→ To do
Every entry that follows should be reproduced exactly.

━━━━

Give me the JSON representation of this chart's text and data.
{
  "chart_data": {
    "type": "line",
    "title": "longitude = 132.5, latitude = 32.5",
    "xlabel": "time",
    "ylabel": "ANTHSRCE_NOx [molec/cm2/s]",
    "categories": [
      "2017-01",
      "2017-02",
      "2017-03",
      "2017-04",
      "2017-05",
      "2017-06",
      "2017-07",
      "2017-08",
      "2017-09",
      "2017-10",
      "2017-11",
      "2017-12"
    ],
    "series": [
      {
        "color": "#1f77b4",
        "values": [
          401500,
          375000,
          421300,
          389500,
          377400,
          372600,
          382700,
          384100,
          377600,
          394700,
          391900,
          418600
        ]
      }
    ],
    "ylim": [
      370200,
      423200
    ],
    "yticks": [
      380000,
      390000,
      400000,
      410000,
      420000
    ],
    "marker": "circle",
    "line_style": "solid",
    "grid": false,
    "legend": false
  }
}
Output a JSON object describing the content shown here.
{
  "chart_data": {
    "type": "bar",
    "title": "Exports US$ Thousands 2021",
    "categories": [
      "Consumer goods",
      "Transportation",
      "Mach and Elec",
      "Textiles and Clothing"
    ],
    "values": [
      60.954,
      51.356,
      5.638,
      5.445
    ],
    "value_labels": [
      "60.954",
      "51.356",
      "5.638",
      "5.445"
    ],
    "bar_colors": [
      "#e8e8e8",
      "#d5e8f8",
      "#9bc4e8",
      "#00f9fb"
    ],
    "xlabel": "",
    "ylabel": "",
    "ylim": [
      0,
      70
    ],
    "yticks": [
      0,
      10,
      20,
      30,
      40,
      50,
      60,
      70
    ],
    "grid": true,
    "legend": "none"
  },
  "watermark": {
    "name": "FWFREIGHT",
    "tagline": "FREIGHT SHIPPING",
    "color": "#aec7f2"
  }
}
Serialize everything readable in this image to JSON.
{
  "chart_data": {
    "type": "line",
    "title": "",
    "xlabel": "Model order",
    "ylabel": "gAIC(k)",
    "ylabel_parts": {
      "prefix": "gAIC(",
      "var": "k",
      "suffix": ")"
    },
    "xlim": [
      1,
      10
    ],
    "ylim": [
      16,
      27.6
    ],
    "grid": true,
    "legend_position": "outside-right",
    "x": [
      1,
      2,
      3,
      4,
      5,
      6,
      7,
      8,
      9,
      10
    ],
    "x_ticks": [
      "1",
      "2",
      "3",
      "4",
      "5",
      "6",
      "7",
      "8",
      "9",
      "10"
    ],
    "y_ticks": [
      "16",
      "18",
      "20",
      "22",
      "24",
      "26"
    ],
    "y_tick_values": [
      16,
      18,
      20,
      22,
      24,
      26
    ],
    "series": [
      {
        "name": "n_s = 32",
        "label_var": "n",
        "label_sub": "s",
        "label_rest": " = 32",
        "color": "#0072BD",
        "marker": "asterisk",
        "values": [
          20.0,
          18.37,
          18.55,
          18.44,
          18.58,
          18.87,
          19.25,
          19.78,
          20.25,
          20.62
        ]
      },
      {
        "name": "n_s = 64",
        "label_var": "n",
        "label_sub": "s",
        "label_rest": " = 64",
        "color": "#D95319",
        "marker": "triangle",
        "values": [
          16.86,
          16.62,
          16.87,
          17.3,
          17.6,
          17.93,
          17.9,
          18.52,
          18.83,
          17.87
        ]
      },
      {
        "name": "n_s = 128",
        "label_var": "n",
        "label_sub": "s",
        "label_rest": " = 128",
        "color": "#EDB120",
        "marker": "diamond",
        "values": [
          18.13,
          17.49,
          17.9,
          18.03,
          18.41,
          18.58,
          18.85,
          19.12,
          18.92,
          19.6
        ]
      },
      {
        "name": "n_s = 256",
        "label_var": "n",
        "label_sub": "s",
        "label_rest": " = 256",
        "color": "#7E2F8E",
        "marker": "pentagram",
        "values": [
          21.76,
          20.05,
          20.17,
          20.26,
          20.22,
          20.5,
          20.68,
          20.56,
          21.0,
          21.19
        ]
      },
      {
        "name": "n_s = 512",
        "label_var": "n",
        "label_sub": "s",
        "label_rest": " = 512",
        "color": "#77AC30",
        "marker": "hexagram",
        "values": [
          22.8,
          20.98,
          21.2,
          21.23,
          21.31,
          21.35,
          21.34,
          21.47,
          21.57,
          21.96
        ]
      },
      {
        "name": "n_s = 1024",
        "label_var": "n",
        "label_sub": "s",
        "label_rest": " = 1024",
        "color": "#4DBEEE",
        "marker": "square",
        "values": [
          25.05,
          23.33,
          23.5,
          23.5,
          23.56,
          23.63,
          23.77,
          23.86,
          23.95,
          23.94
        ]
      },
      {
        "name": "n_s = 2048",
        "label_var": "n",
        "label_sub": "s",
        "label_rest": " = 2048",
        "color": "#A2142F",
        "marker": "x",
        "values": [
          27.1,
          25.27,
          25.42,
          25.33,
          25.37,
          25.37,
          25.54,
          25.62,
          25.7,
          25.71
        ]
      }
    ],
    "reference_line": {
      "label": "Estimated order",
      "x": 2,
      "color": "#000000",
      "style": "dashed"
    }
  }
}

━━━━

→ Task response
Give me the JSON representation of this chart's text and data.
{
  "chart_data": {
    "type": "line",
    "title": "longitude = 132.5, latitude = 32.5",
    "xlabel": "time",
    "ylabel": "ANTHSRCE_NOx [molec/cm2/s]",
    "categories": [
      "2017-01",
      "2017-02",
      "2017-03",
      "2017-04",
      "2017-05",
      "2017-06",
      "2017-07",
      "2017-08",
      "2017-09",
      "2017-10",
      "2017-11",
      "2017-12"
    ],
    "series": [
      {
        "color": "#1f77b4",
        "values": [
          401500,
          375000,
          421300,
          389500,
          377400,
          372600,
          382700,
          384100,
          377600,
          394700,
          391900,
          418600
        ]
      }
    ],
    "ylim": [
      370200,
      423200
    ],
    "yticks": [
      380000,
      390000,
      400000,
      410000,
      420000
    ],
    "marker": "circle",
    "line_style": "solid",
    "grid": false,
    "legend": false
  }
}
Output a JSON object describing the content shown here.
{
  "chart_data": {
    "type": "bar",
    "title": "Exports US$ Thousands 2021",
    "categories": [
      "Consumer goods",
      "Transportation",
      "Mach and Elec",
      "Textiles and Clothing"
    ],
    "values": [
      60.954,
      51.356,
      5.638,
      5.445
    ],
    "value_labels": [
      "60.954",
      "51.356",
      "5.638",
      "5.445"
    ],
    "bar_colors": [
      "#e8e8e8",
      "#d5e8f8",
      "#9bc4e8",
      "#00f9fb"
    ],
    "xlabel": "",
    "ylabel": "",
    "ylim": [
      0,
      70
    ],
    "yticks": [
      0,
      10,
      20,
      30,
      40,
      50,
      60,
      70
    ],
    "grid": true,
    "legend": "none"
  },
  "watermark": {
    "name": "FWFREIGHT",
    "tagline": "FREIGHT SHIPPING",
    "color": "#aec7f2"
  }
}
Serialize everything readable in this image to JSON.
{
  "chart_data": {
    "type": "line",
    "title": "",
    "xlabel": "Model order",
    "ylabel": "gAIC(k)",
    "ylabel_parts": {
      "prefix": "gAIC(",
      "var": "k",
      "suffix": ")"
    },
    "xlim": [
      1,
      10
    ],
    "ylim": [
      16,
      27.6
    ],
    "grid": true,
    "legend_position": "outside-right",
    "x": [
      1,
      2,
      3,
      4,
      5,
      6,
      7,
      8,
      9,
      10
    ],
    "x_ticks": [
      "1",
      "2",
      "3",
      "4",
      "5",
      "6",
      "7",
      "8",
      "9",
      "10"
    ],
    "y_ticks": [
      "16",
      "18",
      "20",
      "22",
      "24",
      "26"
    ],
    "y_tick_values": [
      16,
      18,
      20,
      22,
      24,
      26
    ],
    "series": [
      {
        "name": "n_s = 32",
        "label_var": "n",
        "label_sub": "s",
        "label_rest": " = 32",
        "color": "#0072BD",
        "marker": "asterisk",
        "values": [
          20.0,
          18.37,
          18.55,
          18.44,
          18.58,
          18.87,
          19.25,
          19.78,
          20.25,
          20.62
        ]
      },
      {
        "name": "n_s = 64",
        "label_var": "n",
        "label_sub": "s",
        "label_rest": " = 64",
        "color": "#D95319",
        "marker": "triangle",
        "values": [
          16.86,
          16.62,
          16.87,
          17.3,
          17.6,
          17.93,
          17.9,
          18.52,
          18.83,
          17.87
        ]
      },
      {
        "name": "n_s = 128",
        "label_var": "n",
        "label_sub": "s",
        "label_rest": " = 128",
        "color": "#EDB120",
        "marker": "diamond",
        "values": [
          18.13,
          17.49,
          17.9,
          18.03,
          18.41,
          18.58,
          18.85,
          19.12,
          18.92,
          19.6
        ]
      },
      {
        "name": "n_s = 256",
        "label_var": "n",
        "label_sub": "s",
        "label_rest": " = 256",
        "color": "#7E2F8E",
        "marker": "pentagram",
        "values": [
          21.76,
          20.05,
          20.17,
          20.26,
          20.22,
          20.5,
          20.68,
          20.56,
          21.0,
          21.19
        ]
      },
      {
        "name": "n_s = 512",
        "label_var": "n",
        "label_sub": "s",
        "label_rest": " = 512",
        "color": "#77AC30",
        "marker": "hexagram",
        "values": [
          22.8,
          20.98,
          21.2,
          21.23,
          21.31,
          21.35,
          21.34,
          21.47,
          21.57,
          21.96
        ]
      },
      {
        "name": "n_s = 1024",
        "label_var": "n",
        "label_sub": "s",
        "label_rest": " = 1024",
        "color": "#4DBEEE",
        "marker": "square",
        "values": [
          25.05,
          23.33,
          23.5,
          23.5,
          23.56,
          23.63,
          23.77,
          23.86,
          23.95,
          23.94
        ]
      },
      {
        "name": "n_s = 2048",
        "label_var": "n",
        "label_sub": "s",
        "label_rest": " = 2048",
        "color": "#A2142F",
        "marker": "x",
        "values": [
          27.1,
          25.27,
          25.42,
          25.33,
          25.37,
          25.37,
          25.54,
          25.62,
          25.7,
          25.71
        ]
      }
    ],
    "reference_line": {
      "label": "Estimated order",
      "x": 2,
      "color": "#000000",
      "style": "dashed"
    }
  }
}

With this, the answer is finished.